Dataset entries
┏━━

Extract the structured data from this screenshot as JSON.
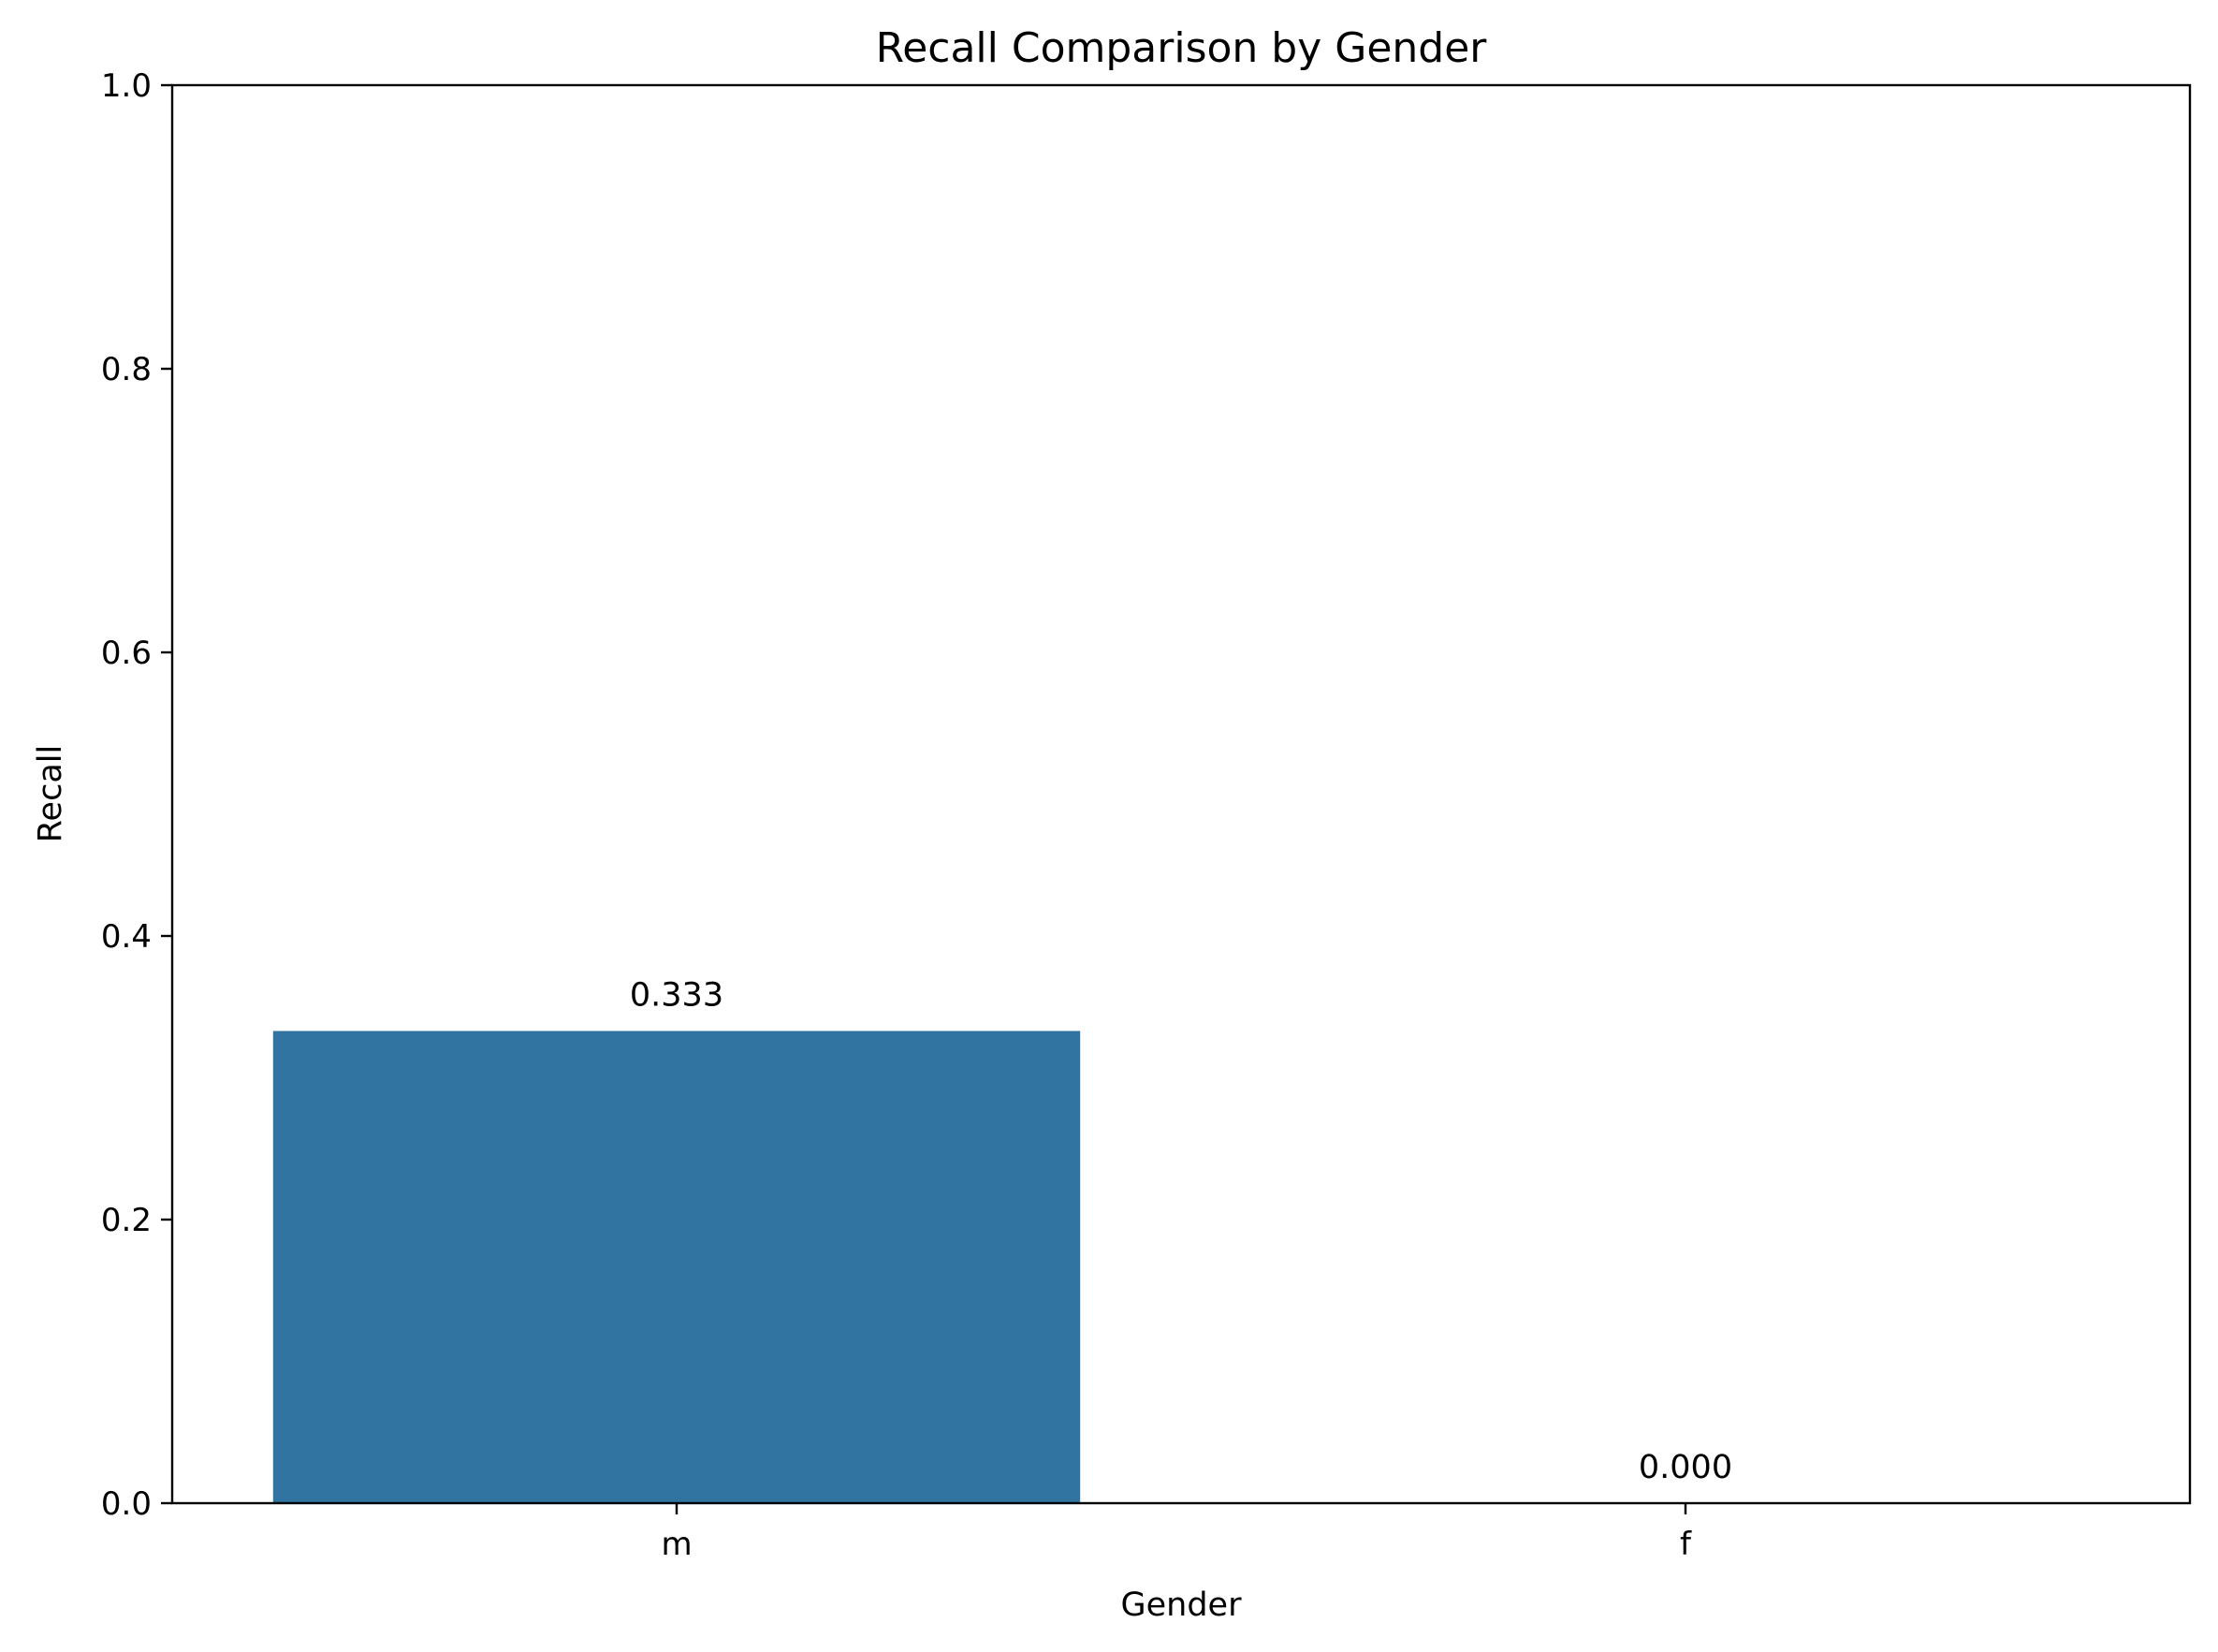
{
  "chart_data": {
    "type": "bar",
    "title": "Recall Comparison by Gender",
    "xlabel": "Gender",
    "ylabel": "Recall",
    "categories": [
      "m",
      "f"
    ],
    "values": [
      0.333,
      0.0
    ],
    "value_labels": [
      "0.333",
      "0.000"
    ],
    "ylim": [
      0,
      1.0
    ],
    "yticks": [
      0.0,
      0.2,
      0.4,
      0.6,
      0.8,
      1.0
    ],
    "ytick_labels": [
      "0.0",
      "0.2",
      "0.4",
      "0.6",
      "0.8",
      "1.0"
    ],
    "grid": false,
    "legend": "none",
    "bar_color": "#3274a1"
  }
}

┗━━

**Directions for this task**
Repeat the listing verbatim. Skip the pictures.

**Solution to this task**
Extract the structured data from this screenshot as JSON.
{
  "chart_data": {
    "type": "bar",
    "title": "Recall Comparison by Gender",
    "xlabel": "Gender",
    "ylabel": "Recall",
    "categories": [
      "m",
      "f"
    ],
    "values": [
      0.333,
      0.0
    ],
    "value_labels": [
      "0.333",
      "0.000"
    ],
    "ylim": [
      0,
      1.0
    ],
    "yticks": [
      0.0,
      0.2,
      0.4,
      0.6,
      0.8,
      1.0
    ],
    "ytick_labels": [
      "0.0",
      "0.2",
      "0.4",
      "0.6",
      "0.8",
      "1.0"
    ],
    "grid": false,
    "legend": "none",
    "bar_color": "#3274a1"
  }
}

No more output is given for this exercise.